Source material
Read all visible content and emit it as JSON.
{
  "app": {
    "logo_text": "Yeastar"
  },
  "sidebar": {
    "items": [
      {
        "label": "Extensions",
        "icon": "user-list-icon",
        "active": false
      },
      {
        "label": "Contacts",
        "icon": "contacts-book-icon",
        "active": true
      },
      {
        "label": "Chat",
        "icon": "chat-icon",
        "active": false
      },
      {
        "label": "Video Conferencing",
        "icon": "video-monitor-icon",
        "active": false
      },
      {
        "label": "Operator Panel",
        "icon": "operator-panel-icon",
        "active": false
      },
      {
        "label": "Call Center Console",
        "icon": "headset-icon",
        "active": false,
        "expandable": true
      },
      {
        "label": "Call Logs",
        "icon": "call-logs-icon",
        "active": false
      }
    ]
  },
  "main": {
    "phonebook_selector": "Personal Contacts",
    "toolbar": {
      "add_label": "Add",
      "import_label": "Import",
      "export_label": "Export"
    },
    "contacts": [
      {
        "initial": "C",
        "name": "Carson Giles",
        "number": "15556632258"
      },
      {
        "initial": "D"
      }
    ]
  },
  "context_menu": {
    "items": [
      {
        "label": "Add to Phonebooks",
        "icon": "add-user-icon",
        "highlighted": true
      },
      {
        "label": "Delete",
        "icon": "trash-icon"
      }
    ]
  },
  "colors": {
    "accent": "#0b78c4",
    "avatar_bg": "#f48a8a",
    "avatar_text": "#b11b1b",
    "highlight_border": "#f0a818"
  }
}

Task
Pick each line holding the word "icon" out of the listing.

Answer in full
        "icon": "user-list-icon",
        "icon": "contacts-book-icon",
        "icon": "chat-icon",
        "icon": "video-monitor-icon",
        "icon": "operator-panel-icon",
        "icon": "headset-icon",
        "icon": "call-logs-icon",
        "icon": "add-user-icon",
        "icon": "trash-icon"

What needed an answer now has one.